Entries provided:
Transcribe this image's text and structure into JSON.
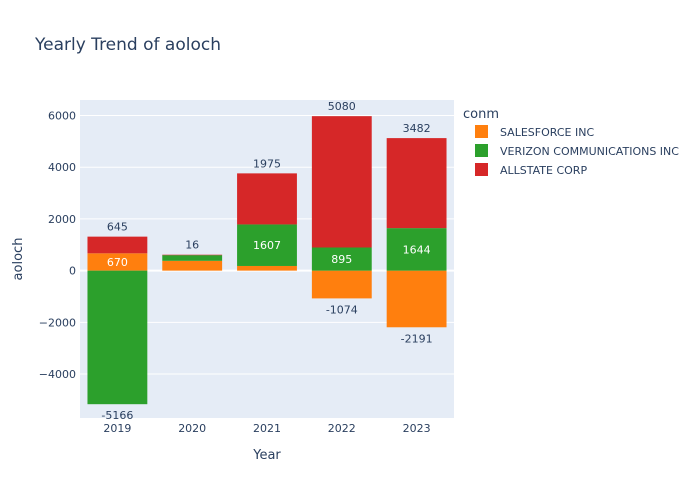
{
  "chart_data": {
    "type": "bar",
    "barmode": "relative",
    "title": "Yearly Trend of aoloch",
    "xlabel": "Year",
    "ylabel": "aoloch",
    "categories": [
      "2019",
      "2020",
      "2021",
      "2022",
      "2023"
    ],
    "ylim": [
      -5700,
      6600
    ],
    "yticks": [
      -4000,
      -2000,
      0,
      2000,
      4000,
      6000
    ],
    "ytick_labels": [
      "−4000",
      "−2000",
      "0",
      "2000",
      "4000",
      "6000"
    ],
    "legend_title": "conm",
    "legend_position": "right",
    "grid": true,
    "series": [
      {
        "name": "SALESFORCE INC",
        "color": "#ff7f0e",
        "values": [
          670,
          380,
          180,
          -1074,
          -2191
        ],
        "labels": [
          "670",
          "",
          "",
          "-1074",
          "-2191"
        ]
      },
      {
        "name": "VERIZON COMMUNICATIONS INC",
        "color": "#2ca02c",
        "values": [
          -5166,
          220,
          1607,
          895,
          1644
        ],
        "labels": [
          "-5166",
          "",
          "1607",
          "895",
          "1644"
        ]
      },
      {
        "name": "ALLSTATE CORP",
        "color": "#d62728",
        "values": [
          645,
          16,
          1975,
          5080,
          3482
        ],
        "labels": [
          "645",
          "16",
          "1975",
          "5080",
          "3482"
        ]
      }
    ]
  }
}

Given task:
Gather every line from the entries above where the word "color" appears, and copy them.

Task response:
        "color": "#ff7f0e",
        "color": "#2ca02c",
        "color": "#d62728",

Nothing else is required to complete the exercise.